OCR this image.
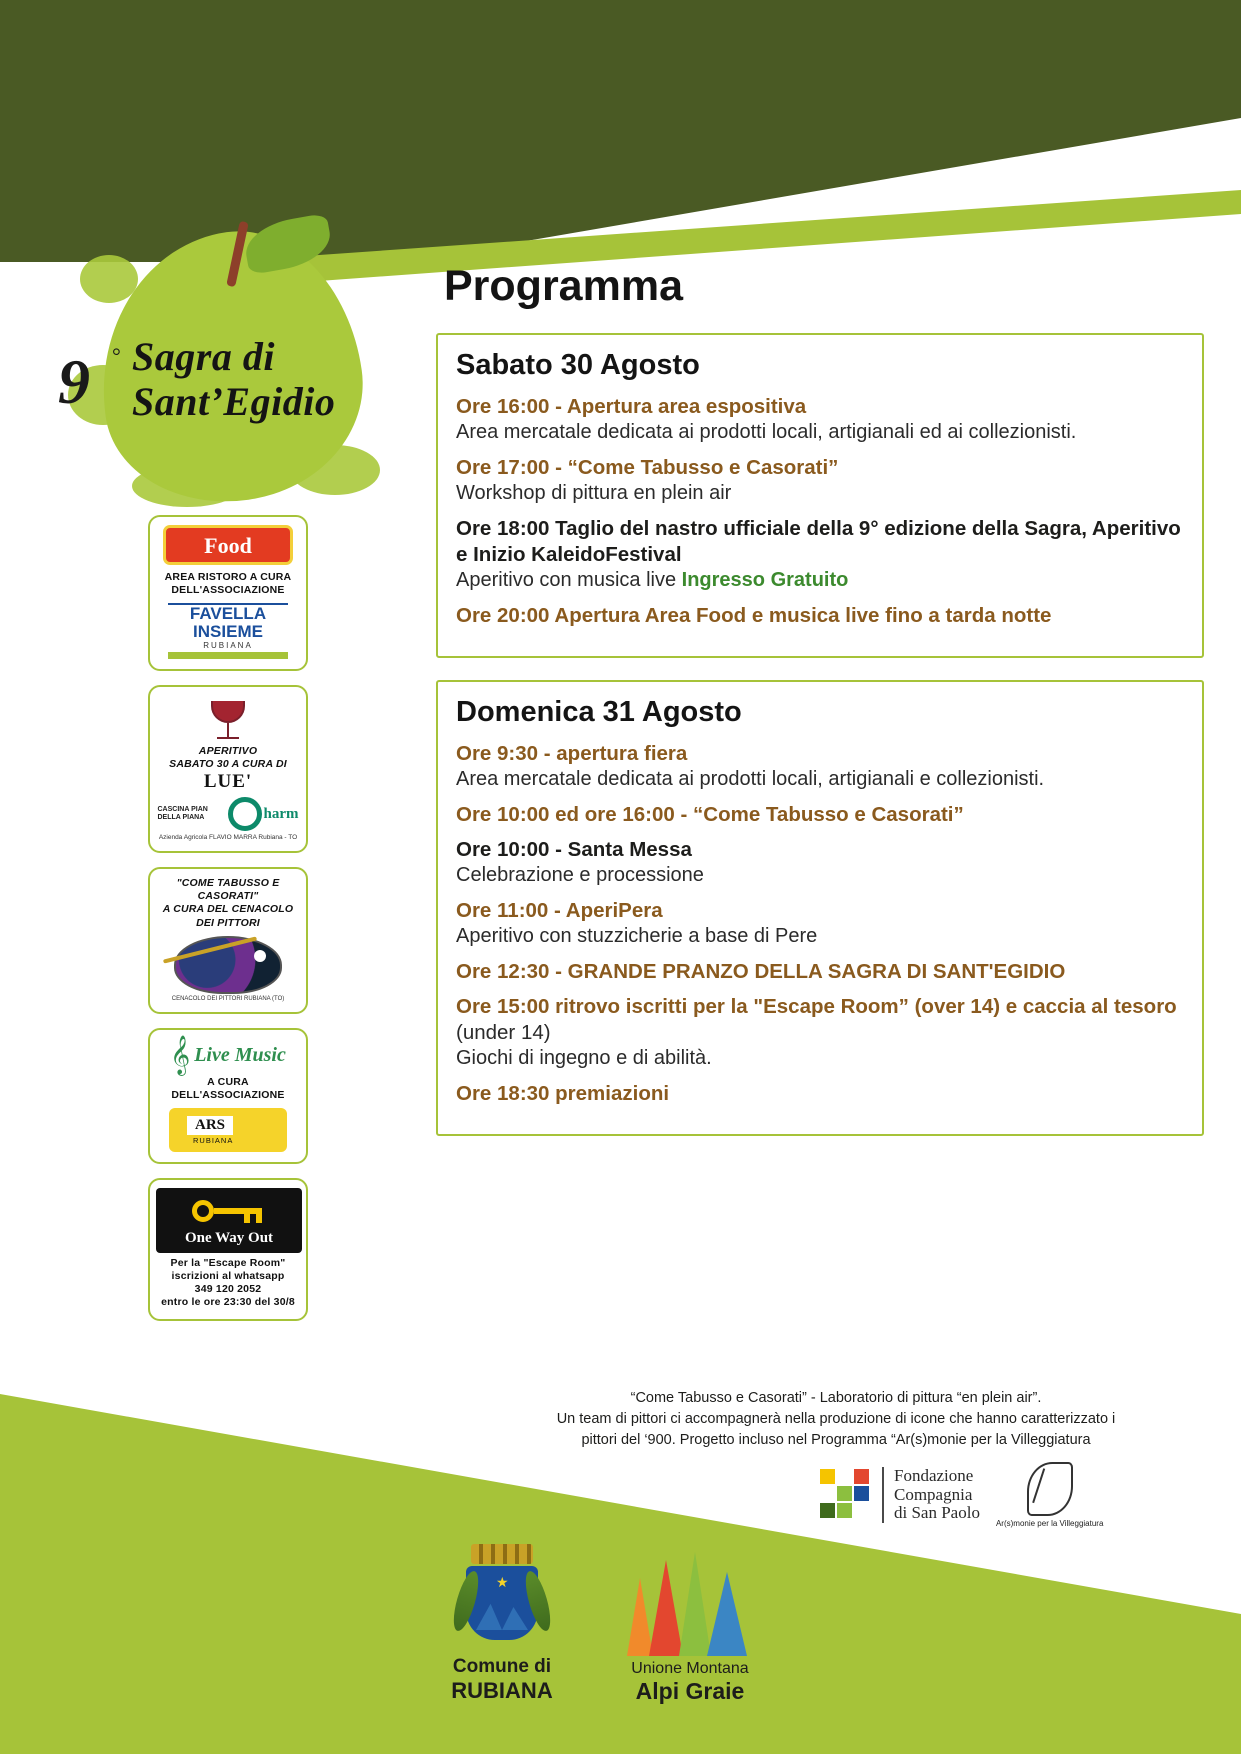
9 ° Sagra di
Sant’Egidio
Food
AREA RISTORO A CURA
DELL'ASSOCIAZIONE
FAVELLA
INSIEME
RUBIANA
APERITIVO
SABATO 30 A CURA DI
LUE'
CASCINA PIAN DELLA PIANA	harm
Azienda Agricola FLAVIO MARRA Rubiana - TO
"COME TABUSSO E
CASORATI"
A CURA DEL CENACOLO
DEI PITTORI
CENACOLO DEI PITTORI RUBIANA (TO)
𝄞 Live Music
A CURA DELL'ASSOCIAZIONE
ARS
RUBIANA
One Way Out
Per la "Escape Room"
iscrizioni al whatsapp
349 120 2052
entro le ore 23:30 del 30/8
Programma
Sabato 30 Agosto
Ore 16:00 - Apertura area espositiva
Area mercatale dedicata ai prodotti locali, artigianali ed ai collezionisti.
Ore 17:00 - “Come Tabusso e Casorati”
Workshop di pittura en plein air
Ore 18:00 Taglio del nastro ufficiale della 9° edizione della Sagra, Aperitivo e Inizio KaleidoFestival
Aperitivo con musica live Ingresso Gratuito
Ore 20:00 Apertura Area Food e musica live fino a tarda notte
Domenica 31 Agosto
Ore 9:30 - apertura fiera
Area mercatale dedicata ai prodotti locali, artigianali e collezionisti.
Ore 10:00 ed ore 16:00 - “Come Tabusso e Casorati”
Ore 10:00 - Santa Messa
Celebrazione e processione
Ore 11:00 - AperiPera
Aperitivo con stuzzicherie a base di Pere
Ore 12:30 - GRANDE PRANZO DELLA SAGRA DI SANT'EGIDIO
Ore 15:00 ritrovo iscritti per la "Escape Room” (over 14) e caccia al tesoro (under 14)
Giochi di ingegno e di abilità.
Ore 18:30 premiazioni
“Come Tabusso e Casorati” - Laboratorio di pittura “en plein air”.
Un team di pittori ci accompagnerà nella produzione di icone che hanno caratterizzato i
pittori del ‘900. Progetto incluso nel Programma “Ar(s)monie per la Villeggiatura
Fondazione
Compagnia
di San Paolo
Ar(s)monie per la Villeggiatura
★
Comune di
RUBIANA
Unione Montana
Alpi Graie
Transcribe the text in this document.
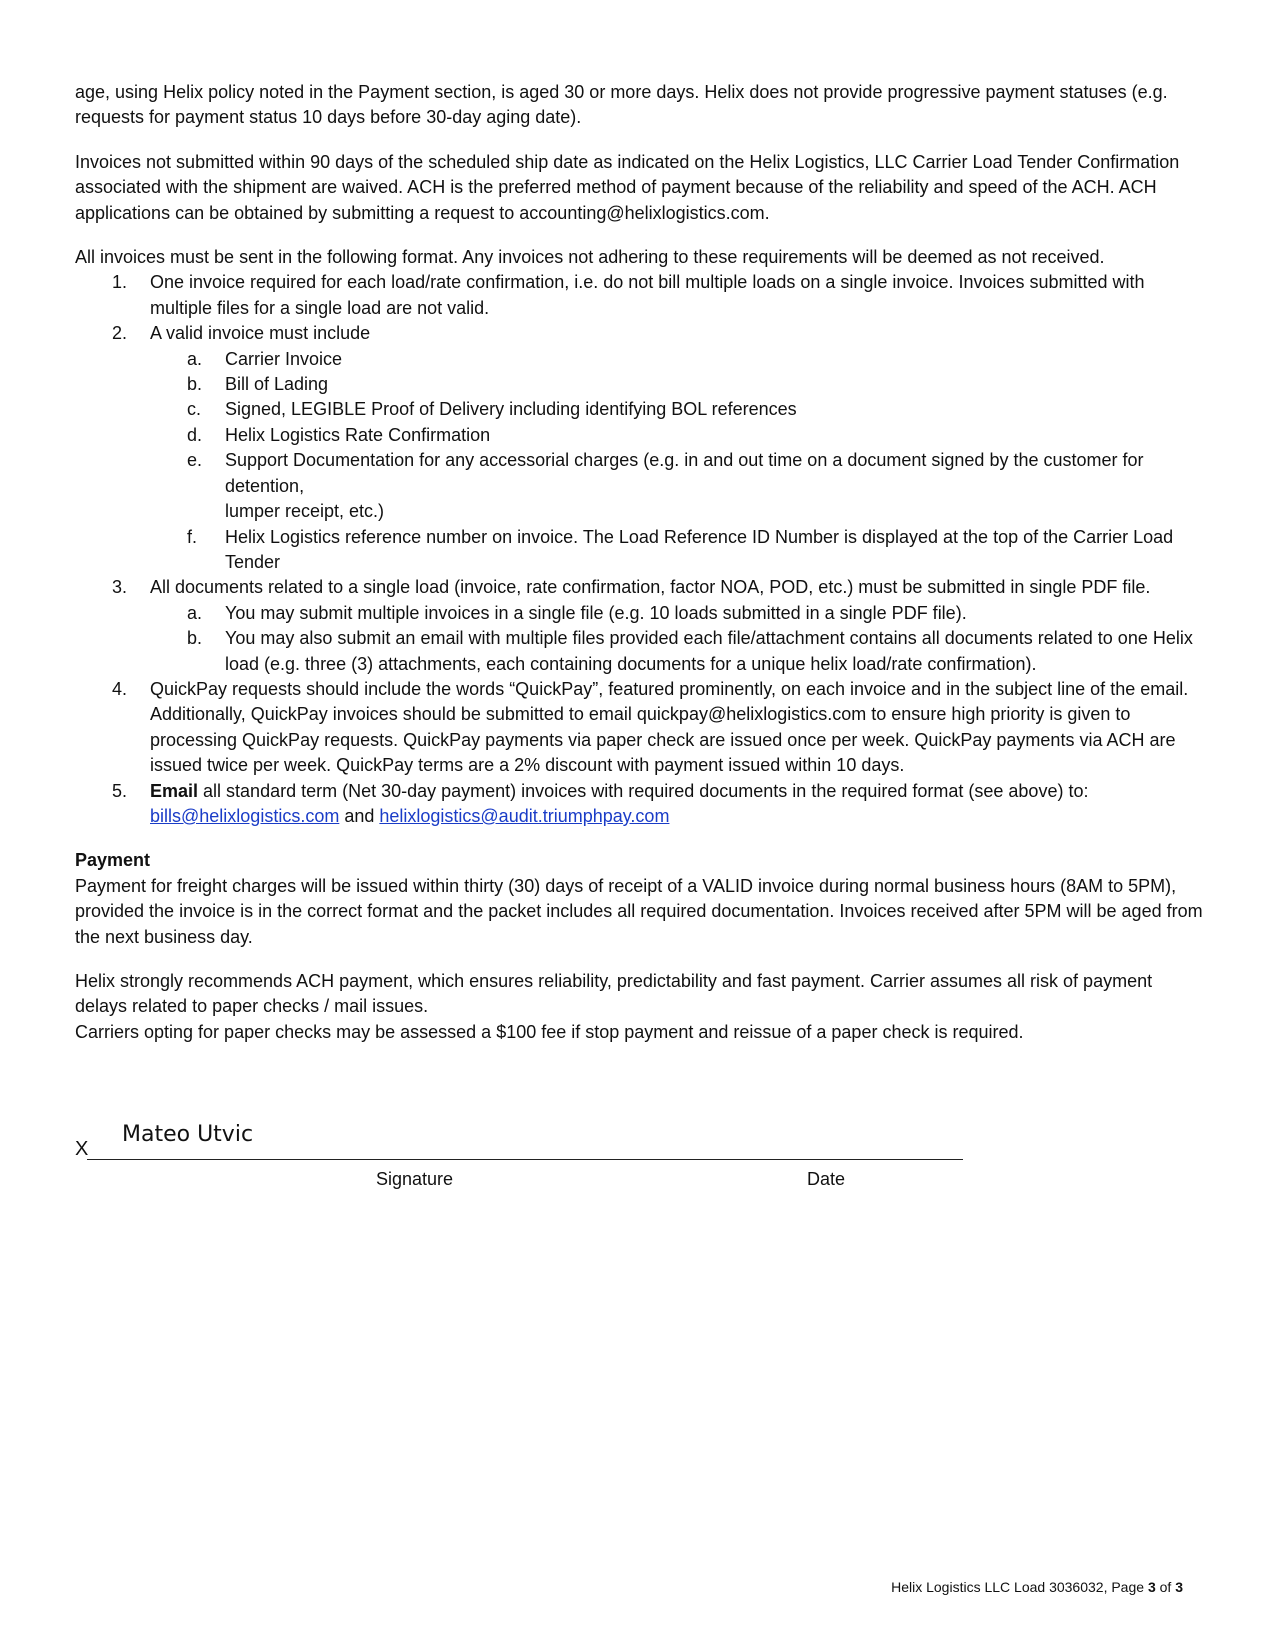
age, using Helix policy noted in the Payment section, is aged 30 or more days. Helix does not provide progressive payment statuses (e.g. requests for payment status 10 days before 30-day aging date).

Invoices not submitted within 90 days of the scheduled ship date as indicated on the Helix Logistics, LLC Carrier Load Tender Confirmation associated with the shipment are waived. ACH is the preferred method of payment because of the reliability and speed of the ACH. ACH applications can be obtained by submitting a request to accounting@helixlogistics.com.

All invoices must be sent in the following format. Any invoices not adhering to these requirements will be deemed as not received.

1.	One invoice required for each load/rate confirmation, i.e. do not bill multiple loads on a single invoice. Invoices submitted with multiple files for a single load are not valid.
2.	A valid invoice must include
a.	Carrier Invoice
b.	Bill of Lading
c.	Signed, LEGIBLE Proof of Delivery including identifying BOL references
d.	Helix Logistics Rate Confirmation
e.	Support Documentation for any accessorial charges (e.g. in and out time on a document signed by the customer for detention,
lumper receipt, etc.)
f.	Helix Logistics reference number on invoice. The Load Reference ID Number is displayed at the top of the Carrier Load Tender
3.	All documents related to a single load (invoice, rate confirmation, factor NOA, POD, etc.) must be submitted in single PDF file.
a.	You may submit multiple invoices in a single file (e.g. 10 loads submitted in a single PDF file).
b.	You may also submit an email with multiple files provided each file/attachment contains all documents related to one Helix load (e.g. three (3) attachments, each containing documents for a unique helix load/rate confirmation).
4.	QuickPay requests should include the words “QuickPay”, featured prominently, on each invoice and in the subject line of the email. Additionally, QuickPay invoices should be submitted to email quickpay@helixlogistics.com to ensure high priority is given to processing QuickPay requests. QuickPay payments via paper check are issued once per week. QuickPay payments via ACH are issued twice per week. QuickPay terms are a 2% discount with payment issued within 10 days.
5.	Email all standard term (Net 30-day payment) invoices with required documents in the required format (see above) to:
bills@helixlogistics.com and helixlogistics@audit.triumphpay.com

Payment

Payment for freight charges will be issued within thirty (30) days of receipt of a VALID invoice during normal business hours (8AM to 5PM), provided the invoice is in the correct format and the packet includes all required documentation. Invoices received after 5PM will be aged from the next business day.

Helix strongly recommends ACH payment, which ensures reliability, predictability and fast payment. Carrier assumes all risk of payment delays related to paper checks / mail issues.

Carriers opting for paper checks may be assessed a $100 fee if stop payment and reissue of a paper check is required.

X
Mateo Utvic
Signature	Date
Helix Logistics LLC Load 3036032, Page 3 of 3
:::
● GIVEN PROBLEM
Identify and copy all lines with the word "CURA".

● SOLUTION FOR THIS TASK
AREA RISTORO A CURA
SABATO 30 A CURA DI
A CURA DEL CENACOLO
A CURA DELL'ASSOCIAZIONE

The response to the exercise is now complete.